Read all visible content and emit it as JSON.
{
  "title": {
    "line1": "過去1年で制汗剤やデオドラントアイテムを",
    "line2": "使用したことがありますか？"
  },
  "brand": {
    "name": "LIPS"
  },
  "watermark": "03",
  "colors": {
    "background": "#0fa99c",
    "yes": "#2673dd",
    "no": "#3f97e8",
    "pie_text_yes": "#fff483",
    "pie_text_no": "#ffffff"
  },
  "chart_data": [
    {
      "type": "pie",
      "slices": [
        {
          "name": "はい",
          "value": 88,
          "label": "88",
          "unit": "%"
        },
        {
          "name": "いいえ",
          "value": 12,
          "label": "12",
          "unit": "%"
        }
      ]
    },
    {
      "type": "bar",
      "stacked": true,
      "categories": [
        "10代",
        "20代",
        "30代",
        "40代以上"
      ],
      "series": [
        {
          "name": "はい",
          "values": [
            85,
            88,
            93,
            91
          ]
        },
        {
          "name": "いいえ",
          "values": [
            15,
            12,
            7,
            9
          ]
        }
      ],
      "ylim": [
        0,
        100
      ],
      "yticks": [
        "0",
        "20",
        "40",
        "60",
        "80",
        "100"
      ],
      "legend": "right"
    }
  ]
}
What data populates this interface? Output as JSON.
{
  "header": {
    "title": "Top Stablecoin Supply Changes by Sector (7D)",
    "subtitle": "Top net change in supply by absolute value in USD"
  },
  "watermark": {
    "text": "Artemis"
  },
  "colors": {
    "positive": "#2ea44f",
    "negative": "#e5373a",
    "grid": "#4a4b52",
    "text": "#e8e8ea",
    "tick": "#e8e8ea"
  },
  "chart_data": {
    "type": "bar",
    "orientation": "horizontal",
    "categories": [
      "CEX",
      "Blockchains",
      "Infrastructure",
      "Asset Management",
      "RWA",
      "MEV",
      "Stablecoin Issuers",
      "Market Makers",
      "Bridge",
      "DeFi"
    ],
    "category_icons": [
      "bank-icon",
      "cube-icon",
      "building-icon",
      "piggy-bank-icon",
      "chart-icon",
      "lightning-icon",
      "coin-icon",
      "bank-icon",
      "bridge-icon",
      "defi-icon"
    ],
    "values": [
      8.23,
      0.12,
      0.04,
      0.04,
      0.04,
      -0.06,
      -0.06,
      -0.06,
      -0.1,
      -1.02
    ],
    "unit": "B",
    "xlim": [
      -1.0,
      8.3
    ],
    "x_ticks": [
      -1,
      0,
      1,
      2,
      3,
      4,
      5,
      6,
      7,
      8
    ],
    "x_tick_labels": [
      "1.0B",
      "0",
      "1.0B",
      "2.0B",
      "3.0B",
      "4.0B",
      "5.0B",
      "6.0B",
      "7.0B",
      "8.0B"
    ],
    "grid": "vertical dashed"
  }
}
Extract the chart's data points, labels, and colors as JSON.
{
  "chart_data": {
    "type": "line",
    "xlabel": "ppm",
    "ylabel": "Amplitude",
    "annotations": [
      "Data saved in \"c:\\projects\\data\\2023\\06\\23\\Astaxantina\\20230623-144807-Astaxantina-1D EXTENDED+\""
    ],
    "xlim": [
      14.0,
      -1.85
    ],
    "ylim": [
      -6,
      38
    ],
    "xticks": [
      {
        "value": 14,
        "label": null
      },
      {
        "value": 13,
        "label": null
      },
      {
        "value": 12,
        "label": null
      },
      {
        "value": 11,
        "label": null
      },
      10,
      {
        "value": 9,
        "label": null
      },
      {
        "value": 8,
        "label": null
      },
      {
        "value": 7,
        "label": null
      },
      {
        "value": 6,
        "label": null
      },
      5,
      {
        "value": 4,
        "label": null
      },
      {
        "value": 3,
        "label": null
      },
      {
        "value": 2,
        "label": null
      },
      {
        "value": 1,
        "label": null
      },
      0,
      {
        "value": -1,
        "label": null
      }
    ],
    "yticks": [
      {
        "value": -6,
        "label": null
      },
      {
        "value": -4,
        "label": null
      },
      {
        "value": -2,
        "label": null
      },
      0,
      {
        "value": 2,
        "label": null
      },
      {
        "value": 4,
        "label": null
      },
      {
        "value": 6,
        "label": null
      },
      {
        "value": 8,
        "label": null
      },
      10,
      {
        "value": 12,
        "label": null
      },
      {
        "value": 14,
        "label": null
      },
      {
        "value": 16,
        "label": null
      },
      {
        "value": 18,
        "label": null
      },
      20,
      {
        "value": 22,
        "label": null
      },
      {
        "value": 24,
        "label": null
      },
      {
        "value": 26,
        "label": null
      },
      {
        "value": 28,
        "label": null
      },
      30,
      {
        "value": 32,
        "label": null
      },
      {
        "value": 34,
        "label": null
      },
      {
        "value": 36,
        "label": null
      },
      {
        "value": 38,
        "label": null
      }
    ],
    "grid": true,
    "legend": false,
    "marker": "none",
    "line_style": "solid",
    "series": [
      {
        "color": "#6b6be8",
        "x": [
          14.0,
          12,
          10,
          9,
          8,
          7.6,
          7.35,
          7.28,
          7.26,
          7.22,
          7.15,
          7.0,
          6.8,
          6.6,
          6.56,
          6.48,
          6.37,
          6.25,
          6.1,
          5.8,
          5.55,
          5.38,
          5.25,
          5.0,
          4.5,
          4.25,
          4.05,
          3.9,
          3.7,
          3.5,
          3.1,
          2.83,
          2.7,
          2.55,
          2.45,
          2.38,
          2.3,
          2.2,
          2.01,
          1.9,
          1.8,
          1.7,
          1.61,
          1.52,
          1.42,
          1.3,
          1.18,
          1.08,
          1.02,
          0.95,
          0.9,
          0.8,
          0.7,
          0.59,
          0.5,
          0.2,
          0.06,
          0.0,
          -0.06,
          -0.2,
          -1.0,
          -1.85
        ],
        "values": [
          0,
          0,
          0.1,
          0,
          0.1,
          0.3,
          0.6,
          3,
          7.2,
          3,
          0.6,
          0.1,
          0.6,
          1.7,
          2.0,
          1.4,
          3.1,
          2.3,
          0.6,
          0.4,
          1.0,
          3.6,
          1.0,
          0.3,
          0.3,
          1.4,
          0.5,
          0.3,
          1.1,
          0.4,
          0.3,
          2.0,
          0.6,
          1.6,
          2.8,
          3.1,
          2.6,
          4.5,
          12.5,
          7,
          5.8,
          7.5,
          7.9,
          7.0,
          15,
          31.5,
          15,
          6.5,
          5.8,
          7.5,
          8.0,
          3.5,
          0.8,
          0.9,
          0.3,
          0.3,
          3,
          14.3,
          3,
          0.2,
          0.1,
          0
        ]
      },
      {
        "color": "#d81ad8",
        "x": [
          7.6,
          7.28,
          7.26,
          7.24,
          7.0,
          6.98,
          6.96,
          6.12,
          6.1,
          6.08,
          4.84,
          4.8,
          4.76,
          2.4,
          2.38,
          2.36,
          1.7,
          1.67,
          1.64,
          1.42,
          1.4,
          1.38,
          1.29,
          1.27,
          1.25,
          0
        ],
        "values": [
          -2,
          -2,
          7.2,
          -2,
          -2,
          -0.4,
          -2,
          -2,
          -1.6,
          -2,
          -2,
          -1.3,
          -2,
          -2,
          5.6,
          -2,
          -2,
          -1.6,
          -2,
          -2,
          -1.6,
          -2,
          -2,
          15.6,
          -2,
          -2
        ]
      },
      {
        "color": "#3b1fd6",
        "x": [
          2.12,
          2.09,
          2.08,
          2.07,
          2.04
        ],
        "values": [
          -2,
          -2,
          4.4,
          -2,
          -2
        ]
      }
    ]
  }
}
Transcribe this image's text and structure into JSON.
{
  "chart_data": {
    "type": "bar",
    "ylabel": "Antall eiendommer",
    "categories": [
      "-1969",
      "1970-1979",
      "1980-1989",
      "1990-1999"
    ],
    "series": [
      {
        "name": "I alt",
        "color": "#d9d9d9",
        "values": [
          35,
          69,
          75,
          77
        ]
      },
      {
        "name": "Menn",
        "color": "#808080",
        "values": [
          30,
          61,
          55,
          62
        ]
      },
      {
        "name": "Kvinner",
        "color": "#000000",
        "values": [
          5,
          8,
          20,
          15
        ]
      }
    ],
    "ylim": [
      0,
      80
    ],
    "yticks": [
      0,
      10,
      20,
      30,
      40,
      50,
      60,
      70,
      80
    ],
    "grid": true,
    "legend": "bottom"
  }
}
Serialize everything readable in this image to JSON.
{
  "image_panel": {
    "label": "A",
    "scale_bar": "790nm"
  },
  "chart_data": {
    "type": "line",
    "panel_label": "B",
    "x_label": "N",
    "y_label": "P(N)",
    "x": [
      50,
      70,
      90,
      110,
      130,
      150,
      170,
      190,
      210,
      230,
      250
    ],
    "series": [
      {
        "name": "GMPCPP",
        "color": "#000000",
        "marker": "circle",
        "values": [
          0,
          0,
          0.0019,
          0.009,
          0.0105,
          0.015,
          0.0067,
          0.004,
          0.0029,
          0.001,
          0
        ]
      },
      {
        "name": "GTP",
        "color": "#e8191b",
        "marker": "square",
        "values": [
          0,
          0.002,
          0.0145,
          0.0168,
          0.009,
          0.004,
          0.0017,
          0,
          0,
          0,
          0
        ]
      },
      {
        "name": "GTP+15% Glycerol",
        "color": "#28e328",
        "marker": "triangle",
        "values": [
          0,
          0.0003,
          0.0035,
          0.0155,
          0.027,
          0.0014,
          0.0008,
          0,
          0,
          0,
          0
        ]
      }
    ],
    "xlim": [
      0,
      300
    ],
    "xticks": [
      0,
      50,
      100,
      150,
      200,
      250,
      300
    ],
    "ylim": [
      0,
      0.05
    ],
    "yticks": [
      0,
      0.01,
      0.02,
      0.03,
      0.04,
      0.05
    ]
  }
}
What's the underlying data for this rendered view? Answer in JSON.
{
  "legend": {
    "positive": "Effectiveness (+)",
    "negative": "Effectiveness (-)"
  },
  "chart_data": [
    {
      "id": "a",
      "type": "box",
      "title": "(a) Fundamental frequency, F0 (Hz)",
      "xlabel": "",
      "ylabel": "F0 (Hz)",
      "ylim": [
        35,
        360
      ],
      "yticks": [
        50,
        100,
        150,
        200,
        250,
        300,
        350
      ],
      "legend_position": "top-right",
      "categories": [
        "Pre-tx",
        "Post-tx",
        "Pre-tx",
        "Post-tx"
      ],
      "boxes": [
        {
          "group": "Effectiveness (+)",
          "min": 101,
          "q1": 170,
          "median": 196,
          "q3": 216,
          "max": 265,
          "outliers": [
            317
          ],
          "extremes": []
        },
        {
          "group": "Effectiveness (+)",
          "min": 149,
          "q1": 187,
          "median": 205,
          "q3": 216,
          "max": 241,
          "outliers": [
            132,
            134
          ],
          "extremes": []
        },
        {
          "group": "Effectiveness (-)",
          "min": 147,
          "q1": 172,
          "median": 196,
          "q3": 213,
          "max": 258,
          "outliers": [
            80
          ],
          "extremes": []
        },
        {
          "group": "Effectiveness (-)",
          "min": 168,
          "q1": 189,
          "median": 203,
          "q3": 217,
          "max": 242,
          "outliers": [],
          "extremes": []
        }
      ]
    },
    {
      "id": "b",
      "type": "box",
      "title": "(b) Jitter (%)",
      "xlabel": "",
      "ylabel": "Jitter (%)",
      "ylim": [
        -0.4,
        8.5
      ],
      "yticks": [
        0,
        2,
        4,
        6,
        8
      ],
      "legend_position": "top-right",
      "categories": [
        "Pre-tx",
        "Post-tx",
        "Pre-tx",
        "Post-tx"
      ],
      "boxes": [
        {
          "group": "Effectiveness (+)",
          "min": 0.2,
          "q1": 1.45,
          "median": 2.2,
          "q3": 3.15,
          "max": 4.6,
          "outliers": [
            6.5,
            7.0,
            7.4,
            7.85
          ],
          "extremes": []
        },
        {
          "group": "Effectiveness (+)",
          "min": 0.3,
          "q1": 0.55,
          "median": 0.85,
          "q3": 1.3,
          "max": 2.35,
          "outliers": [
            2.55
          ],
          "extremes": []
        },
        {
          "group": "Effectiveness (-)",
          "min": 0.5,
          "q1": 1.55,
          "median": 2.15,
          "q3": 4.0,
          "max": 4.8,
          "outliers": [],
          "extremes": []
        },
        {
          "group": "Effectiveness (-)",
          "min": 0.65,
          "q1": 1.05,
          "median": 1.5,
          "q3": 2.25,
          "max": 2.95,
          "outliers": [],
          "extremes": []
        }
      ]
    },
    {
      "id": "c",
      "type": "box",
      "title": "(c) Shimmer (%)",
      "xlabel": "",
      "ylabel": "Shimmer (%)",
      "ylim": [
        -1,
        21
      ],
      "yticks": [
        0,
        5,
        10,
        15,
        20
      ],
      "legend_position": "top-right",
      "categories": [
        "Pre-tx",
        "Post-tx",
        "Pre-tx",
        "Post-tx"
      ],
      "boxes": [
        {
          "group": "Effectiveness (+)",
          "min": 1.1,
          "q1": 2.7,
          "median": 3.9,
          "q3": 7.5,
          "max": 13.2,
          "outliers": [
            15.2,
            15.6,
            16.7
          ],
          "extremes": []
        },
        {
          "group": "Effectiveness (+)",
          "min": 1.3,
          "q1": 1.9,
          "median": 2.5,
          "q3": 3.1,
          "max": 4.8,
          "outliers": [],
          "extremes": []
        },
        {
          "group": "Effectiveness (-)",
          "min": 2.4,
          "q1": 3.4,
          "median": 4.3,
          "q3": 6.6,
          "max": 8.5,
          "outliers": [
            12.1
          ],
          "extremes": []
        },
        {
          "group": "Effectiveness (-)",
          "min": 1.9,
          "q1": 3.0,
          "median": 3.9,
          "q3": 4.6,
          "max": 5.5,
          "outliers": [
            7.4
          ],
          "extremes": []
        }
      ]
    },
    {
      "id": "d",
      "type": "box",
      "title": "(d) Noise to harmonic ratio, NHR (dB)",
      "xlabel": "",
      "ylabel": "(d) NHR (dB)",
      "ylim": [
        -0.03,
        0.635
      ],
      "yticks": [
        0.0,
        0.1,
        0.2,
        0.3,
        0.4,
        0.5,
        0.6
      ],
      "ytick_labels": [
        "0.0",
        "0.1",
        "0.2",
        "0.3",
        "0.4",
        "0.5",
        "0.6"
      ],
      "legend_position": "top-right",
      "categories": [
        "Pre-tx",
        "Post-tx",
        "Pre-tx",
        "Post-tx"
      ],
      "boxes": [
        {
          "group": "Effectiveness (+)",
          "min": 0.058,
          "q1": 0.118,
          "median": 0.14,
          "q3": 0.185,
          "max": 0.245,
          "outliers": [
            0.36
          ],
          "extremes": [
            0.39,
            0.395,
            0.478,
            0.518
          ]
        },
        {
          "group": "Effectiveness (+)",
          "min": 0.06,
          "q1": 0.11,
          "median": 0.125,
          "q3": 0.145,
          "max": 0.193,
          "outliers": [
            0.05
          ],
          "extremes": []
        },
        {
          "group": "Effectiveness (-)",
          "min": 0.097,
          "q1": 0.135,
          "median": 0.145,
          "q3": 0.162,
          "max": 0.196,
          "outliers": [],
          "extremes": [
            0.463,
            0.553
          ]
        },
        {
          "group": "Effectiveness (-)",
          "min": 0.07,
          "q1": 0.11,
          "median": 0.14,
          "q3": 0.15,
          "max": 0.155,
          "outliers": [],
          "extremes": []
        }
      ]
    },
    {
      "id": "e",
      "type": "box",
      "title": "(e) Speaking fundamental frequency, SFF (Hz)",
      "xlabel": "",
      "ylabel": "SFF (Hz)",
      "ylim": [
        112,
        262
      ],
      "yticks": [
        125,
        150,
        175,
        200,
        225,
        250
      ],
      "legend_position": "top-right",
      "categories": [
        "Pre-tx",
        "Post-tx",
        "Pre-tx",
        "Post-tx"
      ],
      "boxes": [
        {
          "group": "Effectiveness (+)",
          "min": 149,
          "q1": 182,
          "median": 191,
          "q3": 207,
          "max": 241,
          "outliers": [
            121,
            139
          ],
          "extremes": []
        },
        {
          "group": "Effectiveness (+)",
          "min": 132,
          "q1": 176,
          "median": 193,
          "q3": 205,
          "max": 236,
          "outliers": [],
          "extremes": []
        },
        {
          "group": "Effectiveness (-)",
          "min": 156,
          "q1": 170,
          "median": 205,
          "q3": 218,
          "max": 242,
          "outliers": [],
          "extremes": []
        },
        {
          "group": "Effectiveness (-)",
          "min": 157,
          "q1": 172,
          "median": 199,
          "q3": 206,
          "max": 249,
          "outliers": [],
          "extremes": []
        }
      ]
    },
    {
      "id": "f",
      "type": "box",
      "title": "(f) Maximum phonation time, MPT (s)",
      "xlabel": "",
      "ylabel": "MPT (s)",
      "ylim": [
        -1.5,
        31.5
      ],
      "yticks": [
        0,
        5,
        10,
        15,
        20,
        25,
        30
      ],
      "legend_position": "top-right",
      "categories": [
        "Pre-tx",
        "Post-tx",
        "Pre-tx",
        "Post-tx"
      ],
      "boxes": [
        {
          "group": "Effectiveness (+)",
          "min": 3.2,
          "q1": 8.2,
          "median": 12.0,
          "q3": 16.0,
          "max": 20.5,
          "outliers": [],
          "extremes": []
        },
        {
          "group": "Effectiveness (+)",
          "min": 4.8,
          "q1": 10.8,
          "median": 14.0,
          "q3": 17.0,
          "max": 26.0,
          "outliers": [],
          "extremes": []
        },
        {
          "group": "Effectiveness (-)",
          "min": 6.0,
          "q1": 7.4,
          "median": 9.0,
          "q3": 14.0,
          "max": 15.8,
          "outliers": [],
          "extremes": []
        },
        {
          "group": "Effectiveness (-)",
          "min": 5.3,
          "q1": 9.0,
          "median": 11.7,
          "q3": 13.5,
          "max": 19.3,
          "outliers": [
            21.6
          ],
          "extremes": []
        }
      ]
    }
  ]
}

# WHAT THE TASK ASKS
Reproduce each line from the records that contains the word "frequency".

# SOLUTION
      "title": "(a) Fundamental frequency, F0 (Hz)",
      "title": "(e) Speaking fundamental frequency, SFF (Hz)",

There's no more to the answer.